(EXERCISE DESCRIPTION) Work through the data line by line, gathering every line that has the word "Ligation".

(EXERCISE MATERIAL)
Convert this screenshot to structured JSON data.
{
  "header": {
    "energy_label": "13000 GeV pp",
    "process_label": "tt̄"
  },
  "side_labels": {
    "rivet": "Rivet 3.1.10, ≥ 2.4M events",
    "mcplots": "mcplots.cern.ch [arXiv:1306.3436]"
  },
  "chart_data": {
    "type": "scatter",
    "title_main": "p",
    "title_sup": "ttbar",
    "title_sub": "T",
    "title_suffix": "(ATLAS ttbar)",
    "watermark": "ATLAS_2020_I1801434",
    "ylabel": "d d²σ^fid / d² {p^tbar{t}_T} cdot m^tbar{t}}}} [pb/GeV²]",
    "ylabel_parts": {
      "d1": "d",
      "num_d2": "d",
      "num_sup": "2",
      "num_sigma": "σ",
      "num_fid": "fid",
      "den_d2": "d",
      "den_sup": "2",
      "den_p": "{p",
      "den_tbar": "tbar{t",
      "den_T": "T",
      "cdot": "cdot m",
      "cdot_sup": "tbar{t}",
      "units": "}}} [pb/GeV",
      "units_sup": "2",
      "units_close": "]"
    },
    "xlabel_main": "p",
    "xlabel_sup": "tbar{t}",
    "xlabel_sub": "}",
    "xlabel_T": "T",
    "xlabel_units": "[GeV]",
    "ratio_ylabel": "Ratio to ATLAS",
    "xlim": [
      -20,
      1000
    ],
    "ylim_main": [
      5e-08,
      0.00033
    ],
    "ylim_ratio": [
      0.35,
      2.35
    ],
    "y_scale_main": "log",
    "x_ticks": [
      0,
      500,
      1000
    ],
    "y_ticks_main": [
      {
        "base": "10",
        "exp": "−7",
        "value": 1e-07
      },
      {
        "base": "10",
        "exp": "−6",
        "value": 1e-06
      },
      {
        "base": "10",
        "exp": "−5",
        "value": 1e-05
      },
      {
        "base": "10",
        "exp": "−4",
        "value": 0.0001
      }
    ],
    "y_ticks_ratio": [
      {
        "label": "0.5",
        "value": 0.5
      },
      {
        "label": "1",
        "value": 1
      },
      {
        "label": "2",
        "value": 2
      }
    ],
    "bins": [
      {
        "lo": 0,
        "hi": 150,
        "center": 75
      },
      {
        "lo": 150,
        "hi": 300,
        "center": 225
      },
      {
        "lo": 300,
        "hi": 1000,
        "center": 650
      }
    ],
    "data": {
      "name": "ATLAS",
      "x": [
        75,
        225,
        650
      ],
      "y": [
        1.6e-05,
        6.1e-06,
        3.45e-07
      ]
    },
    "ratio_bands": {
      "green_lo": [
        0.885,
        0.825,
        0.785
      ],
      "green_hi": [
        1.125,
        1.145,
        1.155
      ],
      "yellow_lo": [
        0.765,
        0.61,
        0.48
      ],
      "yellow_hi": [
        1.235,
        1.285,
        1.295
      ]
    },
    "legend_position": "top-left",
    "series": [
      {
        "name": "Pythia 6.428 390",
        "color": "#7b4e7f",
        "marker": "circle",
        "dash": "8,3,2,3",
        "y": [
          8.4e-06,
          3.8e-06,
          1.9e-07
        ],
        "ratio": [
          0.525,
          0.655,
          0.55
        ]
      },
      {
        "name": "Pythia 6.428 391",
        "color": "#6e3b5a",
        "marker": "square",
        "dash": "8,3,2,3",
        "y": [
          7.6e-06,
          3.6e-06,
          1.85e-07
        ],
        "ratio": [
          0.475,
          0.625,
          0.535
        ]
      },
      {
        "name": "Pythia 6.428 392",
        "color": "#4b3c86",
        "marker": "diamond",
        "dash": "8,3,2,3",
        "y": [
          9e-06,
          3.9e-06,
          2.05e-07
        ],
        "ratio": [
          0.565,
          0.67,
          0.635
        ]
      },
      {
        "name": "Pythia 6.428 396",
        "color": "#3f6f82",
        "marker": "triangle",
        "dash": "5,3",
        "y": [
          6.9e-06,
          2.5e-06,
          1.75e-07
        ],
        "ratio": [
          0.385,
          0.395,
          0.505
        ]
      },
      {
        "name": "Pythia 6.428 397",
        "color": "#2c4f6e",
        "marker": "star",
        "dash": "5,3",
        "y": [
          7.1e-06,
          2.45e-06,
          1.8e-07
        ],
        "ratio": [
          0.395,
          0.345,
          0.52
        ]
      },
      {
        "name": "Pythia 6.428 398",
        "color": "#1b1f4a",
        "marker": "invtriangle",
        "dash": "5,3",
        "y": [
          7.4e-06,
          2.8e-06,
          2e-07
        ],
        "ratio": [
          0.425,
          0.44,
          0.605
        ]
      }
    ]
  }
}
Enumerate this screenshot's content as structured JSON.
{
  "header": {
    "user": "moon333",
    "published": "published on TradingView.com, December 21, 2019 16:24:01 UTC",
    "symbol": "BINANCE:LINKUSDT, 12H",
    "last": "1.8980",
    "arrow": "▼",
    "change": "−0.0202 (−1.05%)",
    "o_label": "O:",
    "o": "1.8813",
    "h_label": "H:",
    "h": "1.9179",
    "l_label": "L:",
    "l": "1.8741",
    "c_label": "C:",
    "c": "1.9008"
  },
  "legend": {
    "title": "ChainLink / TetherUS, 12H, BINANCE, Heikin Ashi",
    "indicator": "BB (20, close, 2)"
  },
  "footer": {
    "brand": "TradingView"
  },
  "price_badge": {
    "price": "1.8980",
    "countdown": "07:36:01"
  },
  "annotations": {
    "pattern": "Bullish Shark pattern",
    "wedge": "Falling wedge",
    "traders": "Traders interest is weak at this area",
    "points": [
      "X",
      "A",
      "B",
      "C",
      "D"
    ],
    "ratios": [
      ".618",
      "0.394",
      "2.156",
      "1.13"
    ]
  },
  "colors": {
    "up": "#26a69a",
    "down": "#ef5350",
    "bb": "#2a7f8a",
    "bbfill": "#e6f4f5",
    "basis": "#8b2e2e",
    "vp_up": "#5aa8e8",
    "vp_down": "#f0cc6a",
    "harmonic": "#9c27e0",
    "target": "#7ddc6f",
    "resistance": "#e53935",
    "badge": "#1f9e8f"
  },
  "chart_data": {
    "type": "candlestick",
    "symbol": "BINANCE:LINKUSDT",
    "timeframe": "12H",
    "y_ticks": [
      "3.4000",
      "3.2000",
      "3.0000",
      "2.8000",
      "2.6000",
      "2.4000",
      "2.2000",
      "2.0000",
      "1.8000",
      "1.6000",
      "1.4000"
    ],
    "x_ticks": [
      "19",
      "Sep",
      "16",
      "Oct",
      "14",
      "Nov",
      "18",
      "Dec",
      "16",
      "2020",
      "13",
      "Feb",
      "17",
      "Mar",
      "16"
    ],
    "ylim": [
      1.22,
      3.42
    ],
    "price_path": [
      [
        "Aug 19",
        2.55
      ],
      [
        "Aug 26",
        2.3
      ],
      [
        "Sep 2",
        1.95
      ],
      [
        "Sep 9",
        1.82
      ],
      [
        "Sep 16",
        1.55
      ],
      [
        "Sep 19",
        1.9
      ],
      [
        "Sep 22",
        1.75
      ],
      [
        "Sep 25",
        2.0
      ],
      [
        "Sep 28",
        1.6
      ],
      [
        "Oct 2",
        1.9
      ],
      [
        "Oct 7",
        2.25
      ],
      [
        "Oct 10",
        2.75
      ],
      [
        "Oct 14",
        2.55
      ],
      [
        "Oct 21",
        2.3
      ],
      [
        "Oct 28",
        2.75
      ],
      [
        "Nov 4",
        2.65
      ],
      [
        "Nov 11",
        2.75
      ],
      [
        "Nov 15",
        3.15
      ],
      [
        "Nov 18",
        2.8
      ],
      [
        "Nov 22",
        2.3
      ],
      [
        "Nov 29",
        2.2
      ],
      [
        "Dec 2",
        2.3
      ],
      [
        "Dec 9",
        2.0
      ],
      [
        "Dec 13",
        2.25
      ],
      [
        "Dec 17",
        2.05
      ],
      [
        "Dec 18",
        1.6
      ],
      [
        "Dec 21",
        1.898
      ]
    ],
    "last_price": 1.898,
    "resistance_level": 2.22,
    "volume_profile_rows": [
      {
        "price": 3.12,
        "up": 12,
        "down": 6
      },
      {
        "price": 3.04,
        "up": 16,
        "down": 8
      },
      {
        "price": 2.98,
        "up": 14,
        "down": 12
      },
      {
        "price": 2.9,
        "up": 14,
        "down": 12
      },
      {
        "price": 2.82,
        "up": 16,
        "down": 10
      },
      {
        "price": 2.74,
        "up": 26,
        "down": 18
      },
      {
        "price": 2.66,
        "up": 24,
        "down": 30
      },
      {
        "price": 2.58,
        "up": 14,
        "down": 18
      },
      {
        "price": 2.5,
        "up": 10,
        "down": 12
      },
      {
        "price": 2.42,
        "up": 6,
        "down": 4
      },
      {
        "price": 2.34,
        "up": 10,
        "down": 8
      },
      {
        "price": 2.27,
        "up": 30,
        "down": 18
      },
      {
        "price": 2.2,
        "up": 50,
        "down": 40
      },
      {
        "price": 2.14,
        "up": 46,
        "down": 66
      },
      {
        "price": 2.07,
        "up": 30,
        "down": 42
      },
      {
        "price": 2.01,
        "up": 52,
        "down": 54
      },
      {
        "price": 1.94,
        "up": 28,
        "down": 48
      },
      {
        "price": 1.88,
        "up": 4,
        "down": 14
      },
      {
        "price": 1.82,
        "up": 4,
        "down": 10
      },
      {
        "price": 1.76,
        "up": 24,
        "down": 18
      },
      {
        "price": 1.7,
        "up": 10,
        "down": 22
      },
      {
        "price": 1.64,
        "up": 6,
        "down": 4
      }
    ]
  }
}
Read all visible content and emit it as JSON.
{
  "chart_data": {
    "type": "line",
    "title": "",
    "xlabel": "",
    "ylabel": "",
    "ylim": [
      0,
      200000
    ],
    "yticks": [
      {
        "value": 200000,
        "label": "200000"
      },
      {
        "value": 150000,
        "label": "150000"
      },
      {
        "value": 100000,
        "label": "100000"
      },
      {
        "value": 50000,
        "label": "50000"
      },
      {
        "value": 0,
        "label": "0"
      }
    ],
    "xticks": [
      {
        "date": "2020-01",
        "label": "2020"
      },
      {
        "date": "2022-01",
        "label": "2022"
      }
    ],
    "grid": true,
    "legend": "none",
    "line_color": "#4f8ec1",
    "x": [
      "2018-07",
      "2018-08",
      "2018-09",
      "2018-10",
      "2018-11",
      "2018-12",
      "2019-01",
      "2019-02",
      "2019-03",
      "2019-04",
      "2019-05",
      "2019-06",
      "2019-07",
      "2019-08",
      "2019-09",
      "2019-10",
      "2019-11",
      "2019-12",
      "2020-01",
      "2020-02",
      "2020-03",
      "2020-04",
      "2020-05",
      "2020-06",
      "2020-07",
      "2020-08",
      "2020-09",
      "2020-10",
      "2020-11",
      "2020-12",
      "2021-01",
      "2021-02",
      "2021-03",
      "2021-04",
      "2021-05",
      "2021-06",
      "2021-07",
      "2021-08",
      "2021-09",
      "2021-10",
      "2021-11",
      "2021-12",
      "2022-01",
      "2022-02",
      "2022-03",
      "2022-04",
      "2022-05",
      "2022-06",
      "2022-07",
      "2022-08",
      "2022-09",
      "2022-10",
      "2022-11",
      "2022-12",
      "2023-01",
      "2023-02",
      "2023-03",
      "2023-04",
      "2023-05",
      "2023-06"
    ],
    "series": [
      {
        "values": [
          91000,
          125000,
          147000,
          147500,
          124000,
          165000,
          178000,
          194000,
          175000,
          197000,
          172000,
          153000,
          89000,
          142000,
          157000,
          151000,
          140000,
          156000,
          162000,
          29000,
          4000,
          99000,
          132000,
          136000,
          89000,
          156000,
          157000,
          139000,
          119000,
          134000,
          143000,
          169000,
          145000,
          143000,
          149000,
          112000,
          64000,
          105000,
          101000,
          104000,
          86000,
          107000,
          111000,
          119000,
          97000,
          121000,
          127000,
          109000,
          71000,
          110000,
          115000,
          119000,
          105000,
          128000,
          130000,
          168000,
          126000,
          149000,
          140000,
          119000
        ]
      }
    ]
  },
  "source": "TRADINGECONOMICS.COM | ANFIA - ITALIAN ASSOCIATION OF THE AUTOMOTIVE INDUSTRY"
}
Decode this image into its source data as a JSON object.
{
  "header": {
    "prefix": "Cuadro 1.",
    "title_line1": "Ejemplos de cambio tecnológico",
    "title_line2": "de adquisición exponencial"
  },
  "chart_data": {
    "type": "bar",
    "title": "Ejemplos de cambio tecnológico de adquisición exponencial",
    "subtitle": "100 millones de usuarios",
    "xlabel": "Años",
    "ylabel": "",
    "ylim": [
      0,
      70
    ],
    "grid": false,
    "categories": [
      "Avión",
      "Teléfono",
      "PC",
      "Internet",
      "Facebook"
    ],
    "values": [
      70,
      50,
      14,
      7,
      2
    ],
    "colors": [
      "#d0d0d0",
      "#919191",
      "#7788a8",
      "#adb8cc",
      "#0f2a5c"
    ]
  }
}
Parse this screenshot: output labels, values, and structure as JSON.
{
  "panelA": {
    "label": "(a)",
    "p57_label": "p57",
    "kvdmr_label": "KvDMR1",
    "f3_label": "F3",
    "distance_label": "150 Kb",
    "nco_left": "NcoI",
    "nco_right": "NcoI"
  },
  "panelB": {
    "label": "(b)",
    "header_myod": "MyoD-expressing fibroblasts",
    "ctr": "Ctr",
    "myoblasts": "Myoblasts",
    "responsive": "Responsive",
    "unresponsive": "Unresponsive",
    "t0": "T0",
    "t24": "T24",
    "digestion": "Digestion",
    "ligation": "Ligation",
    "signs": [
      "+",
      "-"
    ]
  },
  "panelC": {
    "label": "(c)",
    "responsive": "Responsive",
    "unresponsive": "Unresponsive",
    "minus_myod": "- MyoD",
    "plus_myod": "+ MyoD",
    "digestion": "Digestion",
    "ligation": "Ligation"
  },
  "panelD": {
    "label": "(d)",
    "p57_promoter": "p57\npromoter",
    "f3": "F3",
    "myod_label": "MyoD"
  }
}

(THE RESPONSE)
    "ligation": "Ligation",
    "ligation": "Ligation"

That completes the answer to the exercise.